SHORT PROBLEM | Locate each line in the records containing "services". Copy it.

DATA LISTING |

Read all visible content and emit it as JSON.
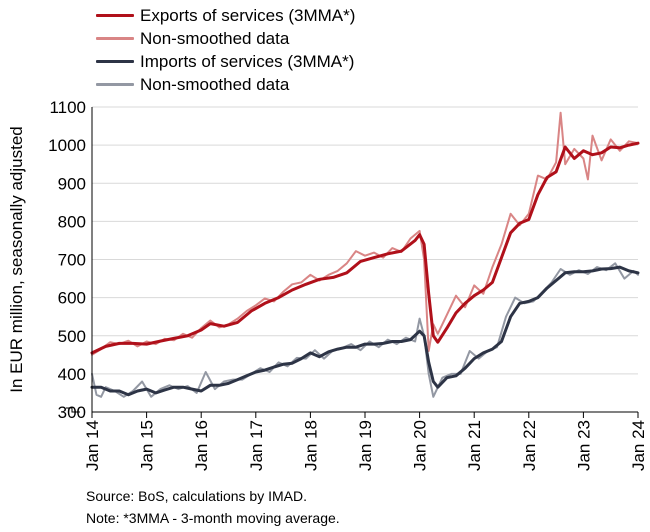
{
  "chart_data": {
    "type": "line",
    "ylabel": "In EUR million, seasonally adjusted",
    "ylim": [
      300,
      1100
    ],
    "yticks": [
      300,
      400,
      500,
      600,
      700,
      800,
      900,
      1000,
      1100
    ],
    "xticks": [
      "Jan 14",
      "Jan 15",
      "Jan 16",
      "Jan 17",
      "Jan 18",
      "Jan 19",
      "Jan 20",
      "Jan 21",
      "Jan 22",
      "Jan 23",
      "Jan 24"
    ],
    "x_start": "Jan 14",
    "x_end": "Jan 24",
    "grid": true,
    "legend_position": "top-left",
    "series": [
      {
        "name": "Exports of services (3MMA*)",
        "color": "#b0101a",
        "points": [
          [
            "2014-01",
            455
          ],
          [
            "2014-04",
            472
          ],
          [
            "2014-07",
            480
          ],
          [
            "2014-10",
            480
          ],
          [
            "2015-01",
            478
          ],
          [
            "2015-04",
            486
          ],
          [
            "2015-07",
            493
          ],
          [
            "2015-10",
            500
          ],
          [
            "2016-01",
            515
          ],
          [
            "2016-03",
            532
          ],
          [
            "2016-06",
            525
          ],
          [
            "2016-09",
            535
          ],
          [
            "2016-12",
            565
          ],
          [
            "2017-03",
            585
          ],
          [
            "2017-06",
            600
          ],
          [
            "2017-09",
            620
          ],
          [
            "2017-12",
            635
          ],
          [
            "2018-03",
            648
          ],
          [
            "2018-06",
            653
          ],
          [
            "2018-09",
            665
          ],
          [
            "2018-12",
            695
          ],
          [
            "2019-03",
            705
          ],
          [
            "2019-06",
            715
          ],
          [
            "2019-09",
            722
          ],
          [
            "2019-12",
            750
          ],
          [
            "2020-01",
            765
          ],
          [
            "2020-02",
            740
          ],
          [
            "2020-03",
            610
          ],
          [
            "2020-04",
            500
          ],
          [
            "2020-05",
            483
          ],
          [
            "2020-07",
            520
          ],
          [
            "2020-09",
            560
          ],
          [
            "2020-11",
            585
          ],
          [
            "2021-01",
            605
          ],
          [
            "2021-03",
            620
          ],
          [
            "2021-05",
            640
          ],
          [
            "2021-07",
            705
          ],
          [
            "2021-09",
            770
          ],
          [
            "2021-11",
            795
          ],
          [
            "2022-01",
            805
          ],
          [
            "2022-03",
            870
          ],
          [
            "2022-05",
            915
          ],
          [
            "2022-07",
            930
          ],
          [
            "2022-09",
            995
          ],
          [
            "2022-11",
            965
          ],
          [
            "2023-01",
            985
          ],
          [
            "2023-03",
            975
          ],
          [
            "2023-05",
            980
          ],
          [
            "2023-07",
            995
          ],
          [
            "2023-09",
            993
          ],
          [
            "2023-11",
            1000
          ],
          [
            "2024-01",
            1005
          ]
        ]
      },
      {
        "name": "Non-smoothed data",
        "color": "#d98585",
        "points": [
          [
            "2014-01",
            450
          ],
          [
            "2014-03",
            465
          ],
          [
            "2014-05",
            483
          ],
          [
            "2014-07",
            478
          ],
          [
            "2014-09",
            487
          ],
          [
            "2014-11",
            472
          ],
          [
            "2015-01",
            485
          ],
          [
            "2015-03",
            478
          ],
          [
            "2015-05",
            492
          ],
          [
            "2015-07",
            488
          ],
          [
            "2015-09",
            505
          ],
          [
            "2015-11",
            495
          ],
          [
            "2016-01",
            520
          ],
          [
            "2016-03",
            540
          ],
          [
            "2016-05",
            522
          ],
          [
            "2016-07",
            530
          ],
          [
            "2016-09",
            545
          ],
          [
            "2016-11",
            565
          ],
          [
            "2017-01",
            580
          ],
          [
            "2017-03",
            598
          ],
          [
            "2017-05",
            590
          ],
          [
            "2017-07",
            615
          ],
          [
            "2017-09",
            635
          ],
          [
            "2017-11",
            640
          ],
          [
            "2018-01",
            660
          ],
          [
            "2018-03",
            645
          ],
          [
            "2018-05",
            660
          ],
          [
            "2018-07",
            670
          ],
          [
            "2018-09",
            690
          ],
          [
            "2018-11",
            722
          ],
          [
            "2019-01",
            710
          ],
          [
            "2019-03",
            718
          ],
          [
            "2019-05",
            705
          ],
          [
            "2019-07",
            730
          ],
          [
            "2019-09",
            720
          ],
          [
            "2019-11",
            755
          ],
          [
            "2020-01",
            775
          ],
          [
            "2020-02",
            700
          ],
          [
            "2020-03",
            460
          ],
          [
            "2020-04",
            530
          ],
          [
            "2020-05",
            505
          ],
          [
            "2020-07",
            555
          ],
          [
            "2020-09",
            605
          ],
          [
            "2020-11",
            575
          ],
          [
            "2021-01",
            632
          ],
          [
            "2021-03",
            610
          ],
          [
            "2021-05",
            680
          ],
          [
            "2021-07",
            740
          ],
          [
            "2021-09",
            820
          ],
          [
            "2021-11",
            790
          ],
          [
            "2022-01",
            820
          ],
          [
            "2022-03",
            920
          ],
          [
            "2022-05",
            910
          ],
          [
            "2022-07",
            955
          ],
          [
            "2022-08",
            1085
          ],
          [
            "2022-09",
            950
          ],
          [
            "2022-11",
            990
          ],
          [
            "2023-01",
            965
          ],
          [
            "2023-02",
            910
          ],
          [
            "2023-03",
            1025
          ],
          [
            "2023-05",
            960
          ],
          [
            "2023-07",
            1015
          ],
          [
            "2023-09",
            985
          ],
          [
            "2023-11",
            1010
          ],
          [
            "2024-01",
            1005
          ]
        ]
      },
      {
        "name": "Imports of services (3MMA*)",
        "color": "#2d3446",
        "points": [
          [
            "2014-01",
            365
          ],
          [
            "2014-03",
            365
          ],
          [
            "2014-05",
            355
          ],
          [
            "2014-07",
            355
          ],
          [
            "2014-09",
            345
          ],
          [
            "2014-11",
            355
          ],
          [
            "2015-01",
            360
          ],
          [
            "2015-03",
            350
          ],
          [
            "2015-05",
            358
          ],
          [
            "2015-07",
            365
          ],
          [
            "2015-09",
            365
          ],
          [
            "2015-11",
            360
          ],
          [
            "2016-01",
            355
          ],
          [
            "2016-03",
            370
          ],
          [
            "2016-05",
            370
          ],
          [
            "2016-07",
            375
          ],
          [
            "2016-09",
            385
          ],
          [
            "2016-11",
            395
          ],
          [
            "2017-01",
            405
          ],
          [
            "2017-03",
            410
          ],
          [
            "2017-05",
            418
          ],
          [
            "2017-07",
            425
          ],
          [
            "2017-09",
            428
          ],
          [
            "2017-11",
            440
          ],
          [
            "2018-01",
            455
          ],
          [
            "2018-03",
            445
          ],
          [
            "2018-05",
            458
          ],
          [
            "2018-07",
            465
          ],
          [
            "2018-09",
            470
          ],
          [
            "2018-11",
            470
          ],
          [
            "2019-01",
            478
          ],
          [
            "2019-03",
            478
          ],
          [
            "2019-05",
            480
          ],
          [
            "2019-07",
            485
          ],
          [
            "2019-09",
            485
          ],
          [
            "2019-11",
            490
          ],
          [
            "2020-01",
            512
          ],
          [
            "2020-02",
            500
          ],
          [
            "2020-03",
            430
          ],
          [
            "2020-04",
            380
          ],
          [
            "2020-05",
            365
          ],
          [
            "2020-07",
            390
          ],
          [
            "2020-09",
            395
          ],
          [
            "2020-11",
            415
          ],
          [
            "2021-01",
            440
          ],
          [
            "2021-03",
            455
          ],
          [
            "2021-05",
            465
          ],
          [
            "2021-07",
            485
          ],
          [
            "2021-09",
            550
          ],
          [
            "2021-11",
            585
          ],
          [
            "2022-01",
            590
          ],
          [
            "2022-03",
            600
          ],
          [
            "2022-05",
            625
          ],
          [
            "2022-07",
            645
          ],
          [
            "2022-09",
            665
          ],
          [
            "2022-11",
            668
          ],
          [
            "2023-01",
            668
          ],
          [
            "2023-03",
            670
          ],
          [
            "2023-05",
            675
          ],
          [
            "2023-07",
            676
          ],
          [
            "2023-09",
            680
          ],
          [
            "2023-11",
            670
          ],
          [
            "2024-01",
            665
          ]
        ]
      },
      {
        "name": "Non-smoothed data",
        "color": "#9398a3",
        "points": [
          [
            "2014-01",
            400
          ],
          [
            "2014-02",
            345
          ],
          [
            "2014-03",
            340
          ],
          [
            "2014-04",
            365
          ],
          [
            "2014-06",
            355
          ],
          [
            "2014-08",
            340
          ],
          [
            "2014-10",
            355
          ],
          [
            "2014-12",
            380
          ],
          [
            "2015-02",
            340
          ],
          [
            "2015-04",
            360
          ],
          [
            "2015-06",
            370
          ],
          [
            "2015-08",
            360
          ],
          [
            "2015-10",
            368
          ],
          [
            "2015-12",
            350
          ],
          [
            "2016-02",
            405
          ],
          [
            "2016-04",
            360
          ],
          [
            "2016-06",
            380
          ],
          [
            "2016-08",
            385
          ],
          [
            "2016-10",
            385
          ],
          [
            "2016-12",
            400
          ],
          [
            "2017-02",
            415
          ],
          [
            "2017-04",
            405
          ],
          [
            "2017-06",
            430
          ],
          [
            "2017-08",
            420
          ],
          [
            "2017-10",
            442
          ],
          [
            "2017-12",
            440
          ],
          [
            "2018-02",
            462
          ],
          [
            "2018-04",
            440
          ],
          [
            "2018-06",
            462
          ],
          [
            "2018-08",
            468
          ],
          [
            "2018-10",
            478
          ],
          [
            "2018-12",
            462
          ],
          [
            "2019-02",
            485
          ],
          [
            "2019-04",
            470
          ],
          [
            "2019-06",
            490
          ],
          [
            "2019-08",
            478
          ],
          [
            "2019-10",
            495
          ],
          [
            "2019-12",
            485
          ],
          [
            "2020-01",
            545
          ],
          [
            "2020-02",
            500
          ],
          [
            "2020-03",
            400
          ],
          [
            "2020-04",
            340
          ],
          [
            "2020-06",
            390
          ],
          [
            "2020-08",
            400
          ],
          [
            "2020-10",
            400
          ],
          [
            "2020-12",
            460
          ],
          [
            "2021-02",
            440
          ],
          [
            "2021-04",
            460
          ],
          [
            "2021-06",
            470
          ],
          [
            "2021-08",
            550
          ],
          [
            "2021-10",
            600
          ],
          [
            "2021-12",
            585
          ],
          [
            "2022-02",
            590
          ],
          [
            "2022-04",
            615
          ],
          [
            "2022-06",
            640
          ],
          [
            "2022-08",
            675
          ],
          [
            "2022-10",
            660
          ],
          [
            "2022-12",
            672
          ],
          [
            "2023-02",
            662
          ],
          [
            "2023-04",
            680
          ],
          [
            "2023-06",
            672
          ],
          [
            "2023-08",
            690
          ],
          [
            "2023-10",
            650
          ],
          [
            "2023-12",
            670
          ],
          [
            "2024-01",
            660
          ]
        ]
      }
    ]
  },
  "notes": {
    "source": "Source: BoS, calculations by IMAD.",
    "note": "Note: *3MMA - 3-month moving average."
  }
}
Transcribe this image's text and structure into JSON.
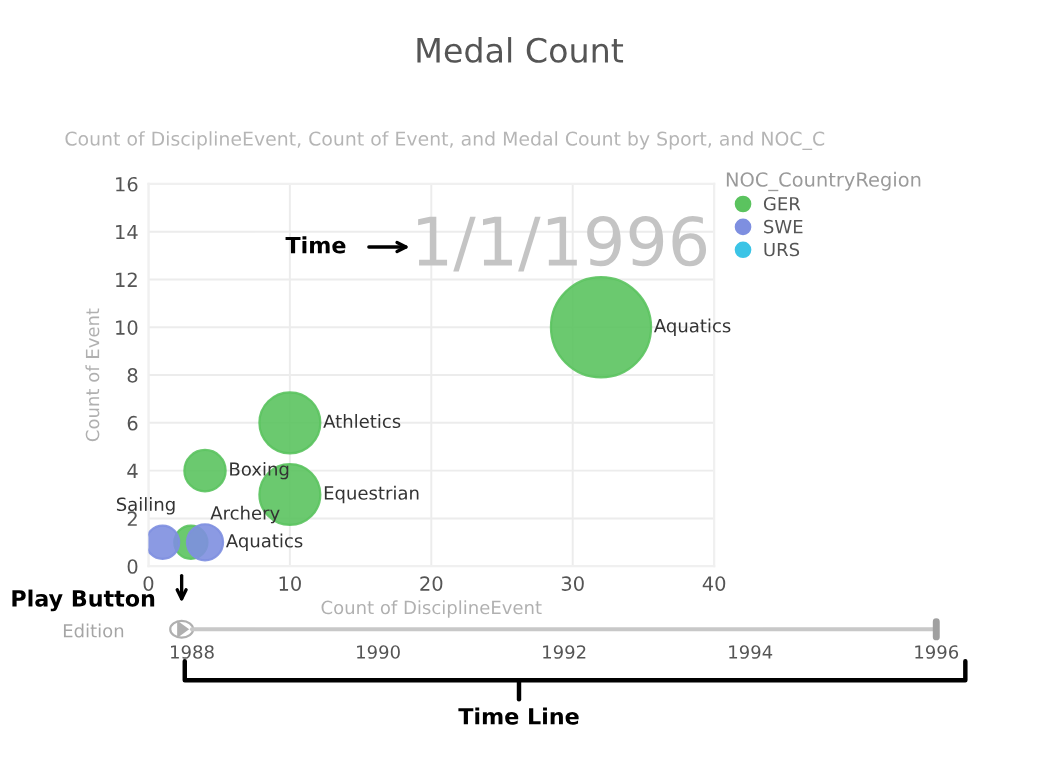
{
  "chart_data": {
    "type": "bubble",
    "title": "Medal Count",
    "subtitle": "Count of DisciplineEvent, Count of Event, and Medal Count by Sport, and NOC_C",
    "xlabel": "Count of DisciplineEvent",
    "ylabel": "Count of Event",
    "legend_title": "NOC_CountryRegion",
    "legend": "top right",
    "grid": true,
    "xlim": [
      0,
      40
    ],
    "xticks": [
      0,
      10,
      20,
      30,
      40
    ],
    "ylim": [
      0,
      16
    ],
    "yticks": [
      0,
      2,
      4,
      6,
      8,
      10,
      12,
      14,
      16
    ],
    "series": [
      {
        "name": "GER",
        "color": "#5bc35f",
        "x": [
          32,
          10,
          4,
          10,
          3
        ],
        "values": [
          10,
          6,
          4,
          3,
          1
        ],
        "sizes": [
          1,
          0.37,
          0.17,
          0.37,
          0.11
        ],
        "value_labels": [
          "Aquatics",
          "Athletics",
          "Boxing",
          "Equestrian",
          "Archery"
        ]
      },
      {
        "name": "SWE",
        "color": "#7e8fe0",
        "x": [
          1,
          4
        ],
        "values": [
          1,
          1
        ],
        "sizes": [
          0.11,
          0.13
        ],
        "value_labels": [
          "Sailing",
          "Aquatics"
        ]
      },
      {
        "name": "URS",
        "color": "#3bc4e6"
      }
    ],
    "annotations": [
      "1/1/1996",
      "Time",
      "Play Button",
      "Time Line",
      "Edition",
      "1988",
      "1990",
      "1992",
      "1994",
      "1996"
    ]
  }
}
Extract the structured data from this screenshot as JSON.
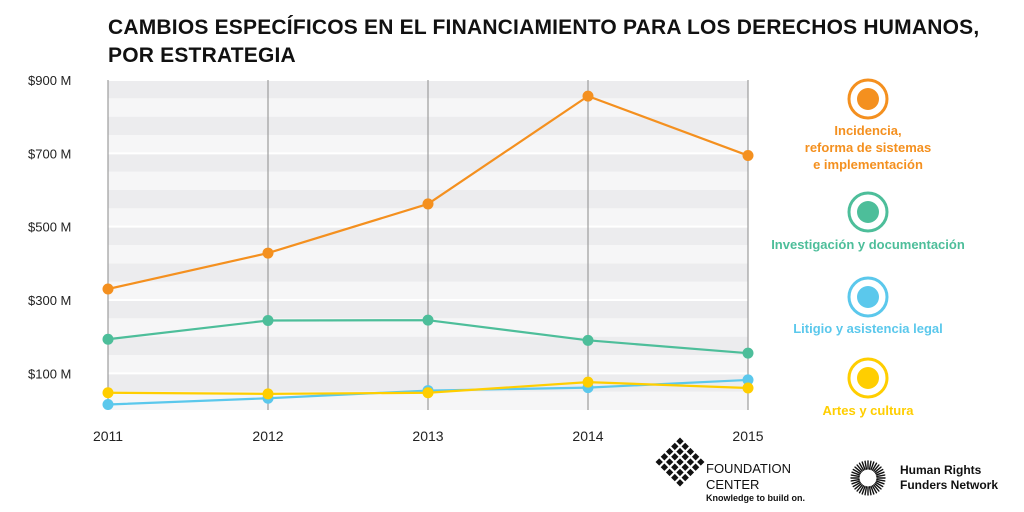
{
  "title": {
    "line1": "CAMBIOS ESPECÍFICOS EN EL FINANCIAMIENTO PARA LOS DERECHOS HUMANOS,",
    "line2": "POR ESTRATEGIA"
  },
  "chart_data": {
    "type": "line",
    "title": "CAMBIOS ESPECÍFICOS EN EL FINANCIAMIENTO PARA LOS DERECHOS HUMANOS, POR ESTRATEGIA",
    "xlabel": "",
    "ylabel": "",
    "categories": [
      "2011",
      "2012",
      "2013",
      "2014",
      "2015"
    ],
    "ylim": [
      0,
      900
    ],
    "y_ticks": [
      100,
      300,
      500,
      700,
      900
    ],
    "y_tick_labels": [
      "$100 M",
      "$300 M",
      "$500 M",
      "$700 M",
      "$900 M"
    ],
    "grid": true,
    "series": [
      {
        "name": "Incidencia, reforma de sistemas e implementación",
        "color": "#F4901F",
        "values": [
          330,
          428,
          562,
          856,
          694
        ]
      },
      {
        "name": "Investigación y documentación",
        "color": "#4DBE9A",
        "values": [
          193,
          244,
          245,
          190,
          155
        ]
      },
      {
        "name": "Litigio y asistencia legal",
        "color": "#5BC8EC",
        "values": [
          15,
          32,
          53,
          61,
          82
        ]
      },
      {
        "name": "Artes y cultura",
        "color": "#FFCE00",
        "values": [
          47,
          44,
          47,
          76,
          60
        ]
      }
    ]
  },
  "legend": [
    {
      "lines": [
        "Incidencia,",
        "reforma de sistemas",
        "e implementación"
      ],
      "color": "#F4901F"
    },
    {
      "lines": [
        "Investigación y documentación"
      ],
      "color": "#4DBE9A"
    },
    {
      "lines": [
        "Litigio y asistencia legal"
      ],
      "color": "#5BC8EC"
    },
    {
      "lines": [
        "Artes y cultura"
      ],
      "color": "#FFCE00"
    }
  ],
  "logos": {
    "foundation_center": {
      "line1": "FOUNDATION",
      "line2": "CENTER",
      "tagline": "Knowledge to build on."
    },
    "hrfn": {
      "line1": "Human Rights",
      "line2": "Funders Network"
    }
  }
}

EXPECTED OUTPUT |
        "name": "Exports of services (3MMA*)",
        "name": "Imports of services (3MMA*)",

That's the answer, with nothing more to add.